* **REQUEST**
Omit all images, then return the remaining material exactly as it stands.

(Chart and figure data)
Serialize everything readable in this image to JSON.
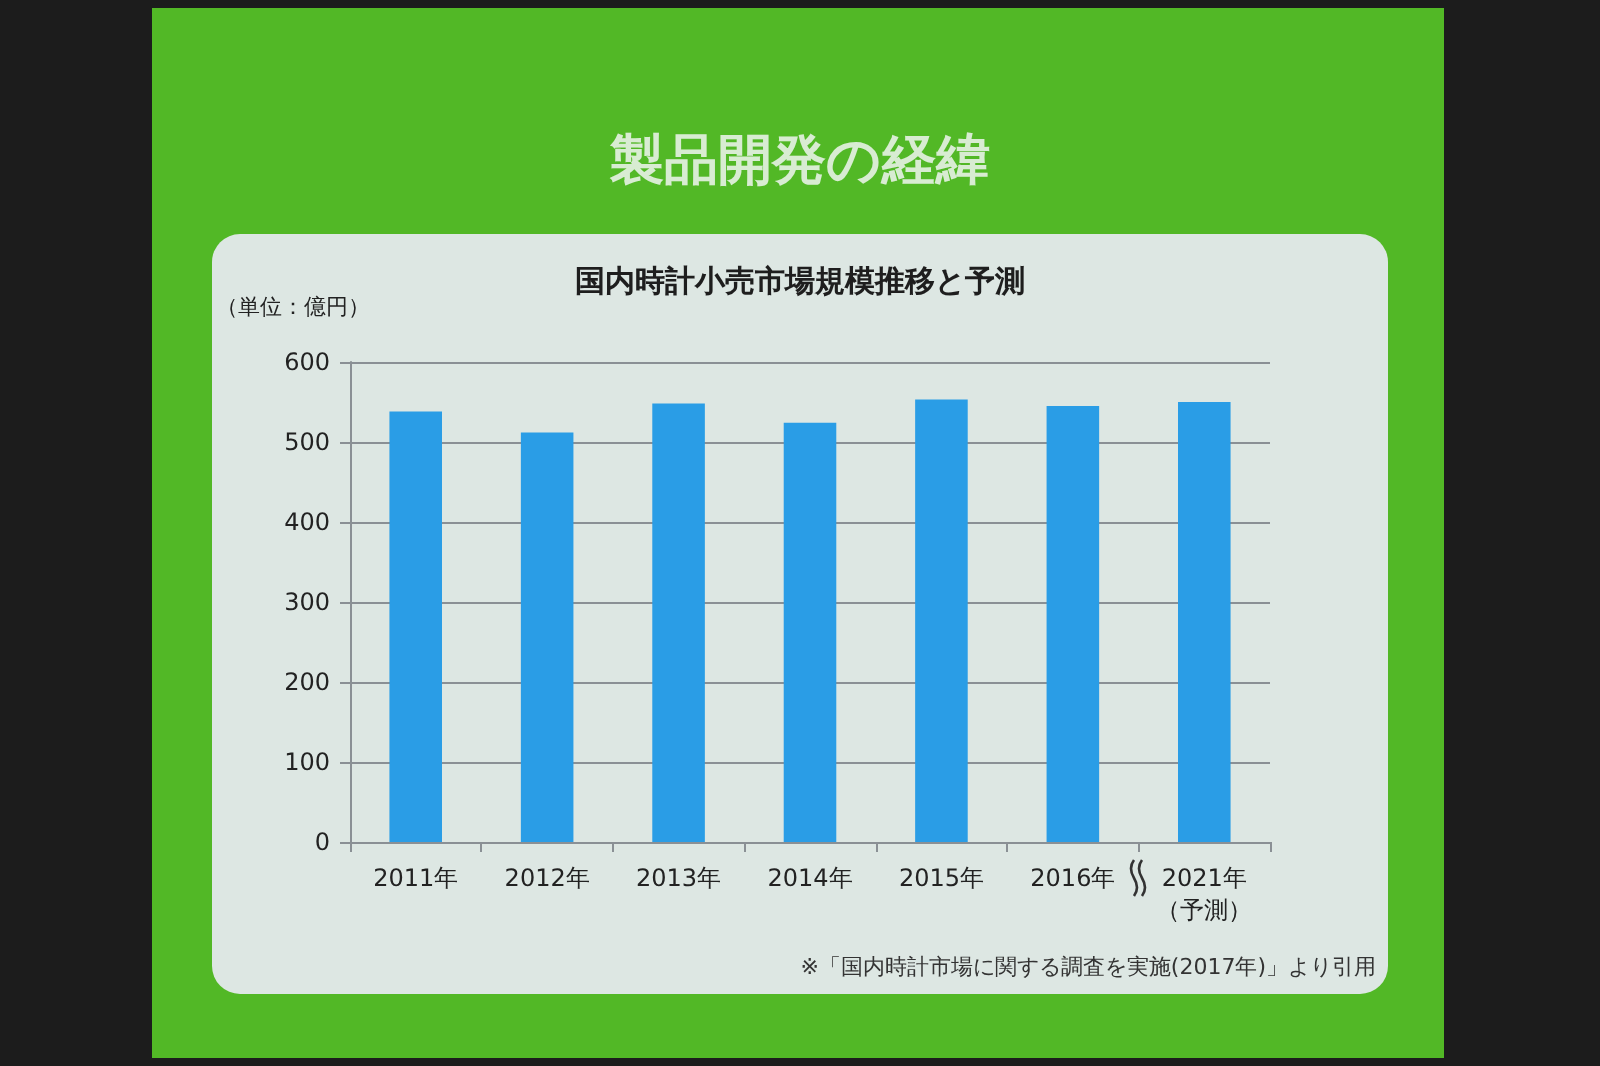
{
  "chart_data": {
    "type": "bar",
    "title": "製品開発の経緯",
    "subtitle": "国内時計小売市場規模推移と予測",
    "ylabel": "（単位：億円）",
    "categories": [
      "2011年",
      "2012年",
      "2013年",
      "2014年",
      "2015年",
      "2016年",
      "2021年（予測）"
    ],
    "values": [
      538,
      512,
      548,
      524,
      553,
      545,
      550
    ],
    "color": "#2a9de6",
    "ylim": [
      0,
      600
    ],
    "yticks": [
      0,
      100,
      200,
      300,
      400,
      500,
      600
    ],
    "grid": "y",
    "annotations": [
      "※「国内時計市場に関する調査を実施(2017年)」より引用"
    ]
  }
}
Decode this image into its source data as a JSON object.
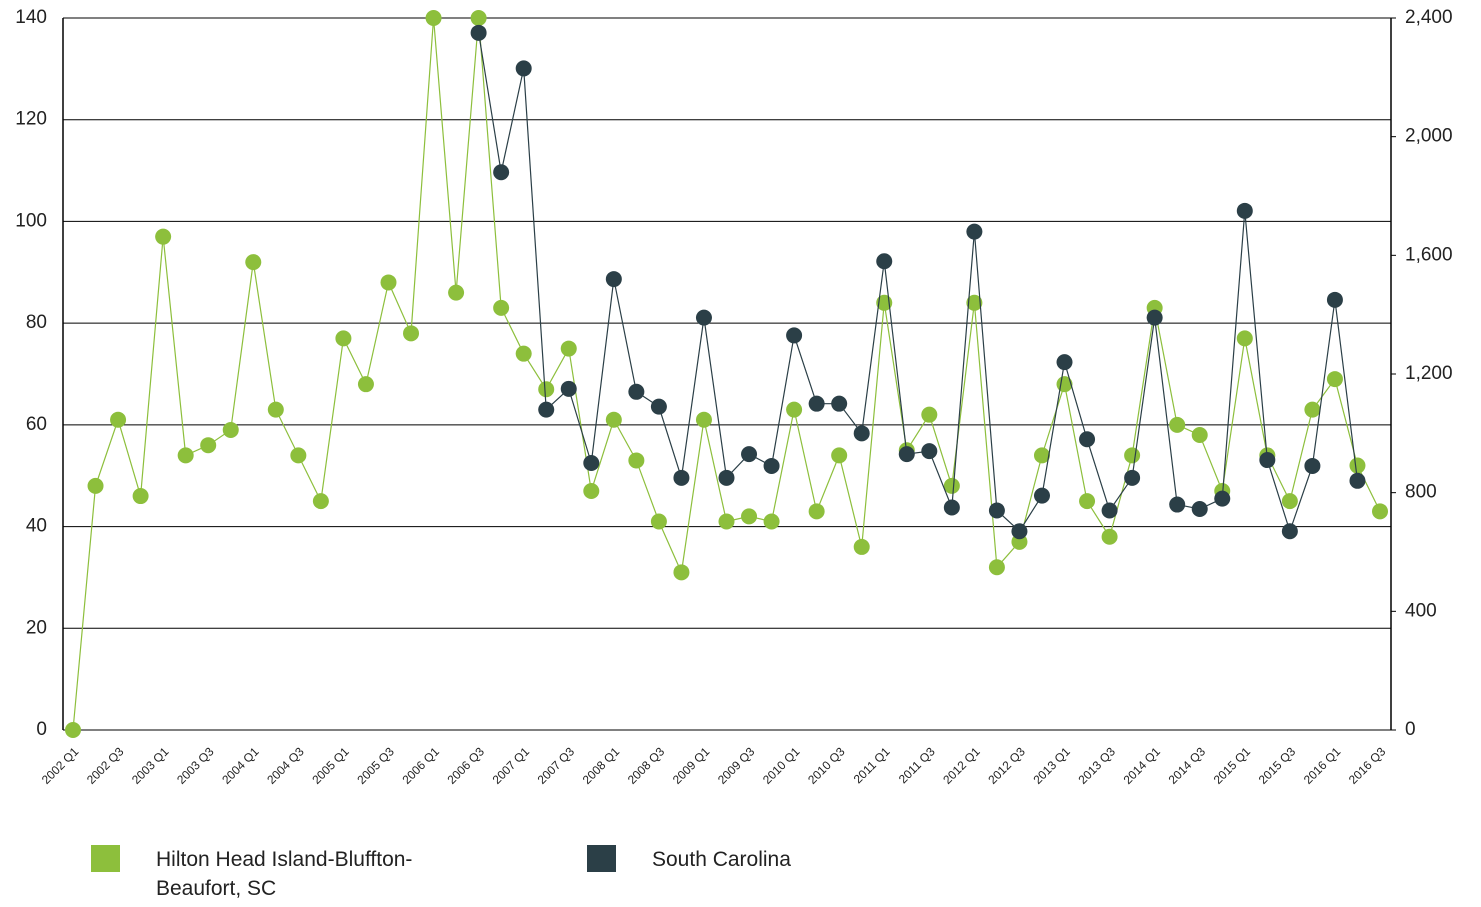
{
  "chart_data": {
    "type": "line",
    "categories": [
      "2002 Q1",
      null,
      "2002 Q3",
      null,
      "2003 Q1",
      null,
      "2003 Q3",
      null,
      "2004 Q1",
      null,
      "2004 Q3",
      null,
      "2005 Q1",
      null,
      "2005 Q3",
      null,
      "2006 Q1",
      null,
      "2006 Q3",
      null,
      "2007 Q1",
      null,
      "2007 Q3",
      null,
      "2008 Q1",
      null,
      "2008 Q3",
      null,
      "2009 Q1",
      null,
      "2009 Q3",
      null,
      "2010 Q1",
      null,
      "2010 Q3",
      null,
      "2011 Q1",
      null,
      "2011 Q3",
      null,
      "2012 Q1",
      null,
      "2012 Q3",
      null,
      "2013 Q1",
      null,
      "2013 Q3",
      null,
      "2014 Q1",
      null,
      "2014 Q3",
      null,
      "2015 Q1",
      null,
      "2015 Q3",
      null,
      "2016 Q1",
      null,
      "2016 Q3"
    ],
    "series": [
      {
        "name": "Hilton Head Island-Bluffton-Beaufort, SC",
        "color": "#8dbf3c",
        "values": [
          0,
          48,
          61,
          46,
          97,
          54,
          56,
          59,
          92,
          63,
          54,
          45,
          77,
          68,
          88,
          78,
          140,
          86,
          140,
          83,
          74,
          67,
          75,
          47,
          61,
          53,
          41,
          31,
          61,
          41,
          42,
          41,
          63,
          43,
          54,
          36,
          84,
          55,
          62,
          48,
          84,
          32,
          37,
          54,
          68,
          45,
          38,
          54,
          83,
          60,
          58,
          47,
          77,
          54,
          45,
          63,
          69,
          52,
          43
        ]
      },
      {
        "name": "South Carolina",
        "color": "#2b3f47",
        "axis": "y2",
        "values": [
          null,
          null,
          null,
          null,
          null,
          null,
          null,
          null,
          null,
          null,
          null,
          null,
          null,
          null,
          null,
          null,
          null,
          null,
          2350,
          1880,
          2230,
          1080,
          1150,
          900,
          1520,
          1140,
          1090,
          850,
          1390,
          850,
          930,
          890,
          1330,
          1100,
          1100,
          1000,
          1580,
          930,
          940,
          750,
          1680,
          740,
          670,
          790,
          1240,
          980,
          740,
          850,
          1390,
          760,
          745,
          780,
          1750,
          910,
          670,
          890,
          1450,
          840,
          null
        ]
      }
    ],
    "ylim": [
      0,
      140
    ],
    "yticks": [
      0,
      20,
      40,
      60,
      80,
      100,
      120,
      140
    ],
    "y2lim": [
      0,
      2400
    ],
    "y2ticks": [
      0,
      400,
      800,
      {
        "value": 1200,
        "label": "1,200"
      },
      {
        "value": 1600,
        "label": "1,600"
      },
      {
        "value": 2000,
        "label": "2,000"
      },
      {
        "value": 2400,
        "label": "2,400"
      }
    ],
    "grid": true
  }
}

* **EXERCISE OUTPUT**
Serialize everything readable in this image to JSON.
{
  "chart_data": {
    "type": "bar",
    "title": "製品開発の経緯",
    "subtitle": "国内時計小売市場規模推移と予測",
    "ylabel": "（単位：億円）",
    "categories": [
      "2011年",
      "2012年",
      "2013年",
      "2014年",
      "2015年",
      "2016年",
      "2021年（予測）"
    ],
    "values": [
      538,
      512,
      548,
      524,
      553,
      545,
      550
    ],
    "color": "#2a9de6",
    "ylim": [
      0,
      600
    ],
    "yticks": [
      0,
      100,
      200,
      300,
      400,
      500,
      600
    ],
    "grid": "y",
    "annotations": [
      "※「国内時計市場に関する調査を実施(2017年)」より引用"
    ]
  }
}
Decode this image into its source data as a JSON object.
{
  "chart_data": {
    "type": "line",
    "categories": [
      "2002 Q1",
      null,
      "2002 Q3",
      null,
      "2003 Q1",
      null,
      "2003 Q3",
      null,
      "2004 Q1",
      null,
      "2004 Q3",
      null,
      "2005 Q1",
      null,
      "2005 Q3",
      null,
      "2006 Q1",
      null,
      "2006 Q3",
      null,
      "2007 Q1",
      null,
      "2007 Q3",
      null,
      "2008 Q1",
      null,
      "2008 Q3",
      null,
      "2009 Q1",
      null,
      "2009 Q3",
      null,
      "2010 Q1",
      null,
      "2010 Q3",
      null,
      "2011 Q1",
      null,
      "2011 Q3",
      null,
      "2012 Q1",
      null,
      "2012 Q3",
      null,
      "2013 Q1",
      null,
      "2013 Q3",
      null,
      "2014 Q1",
      null,
      "2014 Q3",
      null,
      "2015 Q1",
      null,
      "2015 Q3",
      null,
      "2016 Q1",
      null,
      "2016 Q3"
    ],
    "series": [
      {
        "name": "Hilton Head Island-Bluffton-Beaufort, SC",
        "color": "#8dbf3c",
        "values": [
          0,
          48,
          61,
          46,
          97,
          54,
          56,
          59,
          92,
          63,
          54,
          45,
          77,
          68,
          88,
          78,
          140,
          86,
          140,
          83,
          74,
          67,
          75,
          47,
          61,
          53,
          41,
          31,
          61,
          41,
          42,
          41,
          63,
          43,
          54,
          36,
          84,
          55,
          62,
          48,
          84,
          32,
          37,
          54,
          68,
          45,
          38,
          54,
          83,
          60,
          58,
          47,
          77,
          54,
          45,
          63,
          69,
          52,
          43
        ]
      },
      {
        "name": "South Carolina",
        "color": "#2b3f47",
        "axis": "y2",
        "values": [
          null,
          null,
          null,
          null,
          null,
          null,
          null,
          null,
          null,
          null,
          null,
          null,
          null,
          null,
          null,
          null,
          null,
          null,
          2350,
          1880,
          2230,
          1080,
          1150,
          900,
          1520,
          1140,
          1090,
          850,
          1390,
          850,
          930,
          890,
          1330,
          1100,
          1100,
          1000,
          1580,
          930,
          940,
          750,
          1680,
          740,
          670,
          790,
          1240,
          980,
          740,
          850,
          1390,
          760,
          745,
          780,
          1750,
          910,
          670,
          890,
          1450,
          840,
          null
        ]
      }
    ],
    "ylim": [
      0,
      140
    ],
    "yticks": [
      0,
      20,
      40,
      60,
      80,
      100,
      120,
      140
    ],
    "y2lim": [
      0,
      2400
    ],
    "y2ticks": [
      0,
      400,
      800,
      {
        "value": 1200,
        "label": "1,200"
      },
      {
        "value": 1600,
        "label": "1,600"
      },
      {
        "value": 2000,
        "label": "2,000"
      },
      {
        "value": 2400,
        "label": "2,400"
      }
    ],
    "grid": true
  }
}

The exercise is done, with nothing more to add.